[Figure record extracts]

******************************

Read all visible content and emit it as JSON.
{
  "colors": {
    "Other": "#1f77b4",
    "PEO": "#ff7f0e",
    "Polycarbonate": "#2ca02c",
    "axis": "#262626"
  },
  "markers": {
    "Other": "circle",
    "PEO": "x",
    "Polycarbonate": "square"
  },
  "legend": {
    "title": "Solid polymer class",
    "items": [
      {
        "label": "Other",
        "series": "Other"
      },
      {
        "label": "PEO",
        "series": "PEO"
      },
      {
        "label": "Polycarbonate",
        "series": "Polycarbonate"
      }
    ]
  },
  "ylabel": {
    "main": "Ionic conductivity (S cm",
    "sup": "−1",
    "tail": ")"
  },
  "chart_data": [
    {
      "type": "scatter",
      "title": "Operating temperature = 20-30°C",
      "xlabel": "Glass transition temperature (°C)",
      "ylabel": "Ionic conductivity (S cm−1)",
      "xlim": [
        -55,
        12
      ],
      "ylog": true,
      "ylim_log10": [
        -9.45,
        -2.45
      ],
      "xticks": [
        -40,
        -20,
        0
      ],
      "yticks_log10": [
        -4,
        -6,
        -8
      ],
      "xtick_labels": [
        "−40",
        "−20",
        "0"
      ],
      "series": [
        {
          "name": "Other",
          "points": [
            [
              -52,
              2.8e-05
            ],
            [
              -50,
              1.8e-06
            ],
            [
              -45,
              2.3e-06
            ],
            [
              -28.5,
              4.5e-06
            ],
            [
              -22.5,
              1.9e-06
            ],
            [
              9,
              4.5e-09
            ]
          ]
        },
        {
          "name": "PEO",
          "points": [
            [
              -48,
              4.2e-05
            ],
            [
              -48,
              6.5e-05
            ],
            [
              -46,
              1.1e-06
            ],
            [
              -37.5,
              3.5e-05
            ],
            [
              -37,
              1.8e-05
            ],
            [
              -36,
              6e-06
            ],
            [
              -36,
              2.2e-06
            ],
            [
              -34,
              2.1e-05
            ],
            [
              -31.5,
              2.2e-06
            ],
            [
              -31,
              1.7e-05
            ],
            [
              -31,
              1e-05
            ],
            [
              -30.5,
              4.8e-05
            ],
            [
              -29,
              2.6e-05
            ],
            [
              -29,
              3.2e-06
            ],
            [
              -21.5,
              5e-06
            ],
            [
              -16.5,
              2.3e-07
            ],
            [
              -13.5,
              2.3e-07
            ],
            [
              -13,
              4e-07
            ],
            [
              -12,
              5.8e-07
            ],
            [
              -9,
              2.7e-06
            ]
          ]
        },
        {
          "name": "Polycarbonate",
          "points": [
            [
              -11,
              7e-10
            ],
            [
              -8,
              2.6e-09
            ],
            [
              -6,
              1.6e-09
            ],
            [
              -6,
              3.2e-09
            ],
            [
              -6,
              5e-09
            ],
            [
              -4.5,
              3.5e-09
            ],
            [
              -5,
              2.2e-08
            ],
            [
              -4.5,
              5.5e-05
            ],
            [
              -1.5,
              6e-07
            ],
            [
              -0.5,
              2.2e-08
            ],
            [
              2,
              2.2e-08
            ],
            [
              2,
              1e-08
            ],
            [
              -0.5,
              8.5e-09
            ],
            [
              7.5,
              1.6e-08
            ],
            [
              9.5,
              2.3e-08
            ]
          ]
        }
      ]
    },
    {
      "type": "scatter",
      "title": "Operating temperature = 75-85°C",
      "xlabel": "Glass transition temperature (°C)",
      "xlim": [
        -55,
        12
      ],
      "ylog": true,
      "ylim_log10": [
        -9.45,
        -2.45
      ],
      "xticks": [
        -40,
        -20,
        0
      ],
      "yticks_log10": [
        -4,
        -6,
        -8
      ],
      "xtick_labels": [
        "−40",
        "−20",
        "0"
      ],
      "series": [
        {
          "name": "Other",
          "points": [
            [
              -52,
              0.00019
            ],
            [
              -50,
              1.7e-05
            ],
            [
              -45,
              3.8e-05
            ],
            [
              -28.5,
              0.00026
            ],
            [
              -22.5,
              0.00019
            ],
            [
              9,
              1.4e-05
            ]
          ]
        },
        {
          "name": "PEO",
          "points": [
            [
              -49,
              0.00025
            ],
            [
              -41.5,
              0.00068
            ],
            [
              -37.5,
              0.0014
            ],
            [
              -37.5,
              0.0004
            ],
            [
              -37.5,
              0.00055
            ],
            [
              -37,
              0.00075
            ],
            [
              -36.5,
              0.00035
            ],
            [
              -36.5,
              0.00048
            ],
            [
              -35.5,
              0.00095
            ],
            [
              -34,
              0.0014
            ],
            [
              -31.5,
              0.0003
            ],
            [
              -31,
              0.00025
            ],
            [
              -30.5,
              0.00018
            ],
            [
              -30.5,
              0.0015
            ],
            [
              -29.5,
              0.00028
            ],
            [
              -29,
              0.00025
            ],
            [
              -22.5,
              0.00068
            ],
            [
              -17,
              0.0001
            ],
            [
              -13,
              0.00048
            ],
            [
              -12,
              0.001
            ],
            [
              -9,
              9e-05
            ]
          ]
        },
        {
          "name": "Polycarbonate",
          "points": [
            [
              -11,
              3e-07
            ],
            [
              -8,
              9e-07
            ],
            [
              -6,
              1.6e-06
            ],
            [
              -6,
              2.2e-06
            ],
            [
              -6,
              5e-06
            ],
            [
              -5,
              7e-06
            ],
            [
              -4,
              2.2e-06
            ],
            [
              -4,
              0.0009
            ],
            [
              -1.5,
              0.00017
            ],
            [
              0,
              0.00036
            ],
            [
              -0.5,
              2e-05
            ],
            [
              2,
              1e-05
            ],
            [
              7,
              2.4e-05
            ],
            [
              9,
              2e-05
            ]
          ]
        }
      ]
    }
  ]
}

******************************

→ **TASK GOAL**
List all lines above in which the string "temperature" appears.

→ **TASK RESPONSE**
      "title": "Operating temperature = 20-30°C",
      "xlabel": "Glass transition temperature (°C)",
      "title": "Operating temperature = 75-85°C",
      "xlabel": "Glass transition temperature (°C)",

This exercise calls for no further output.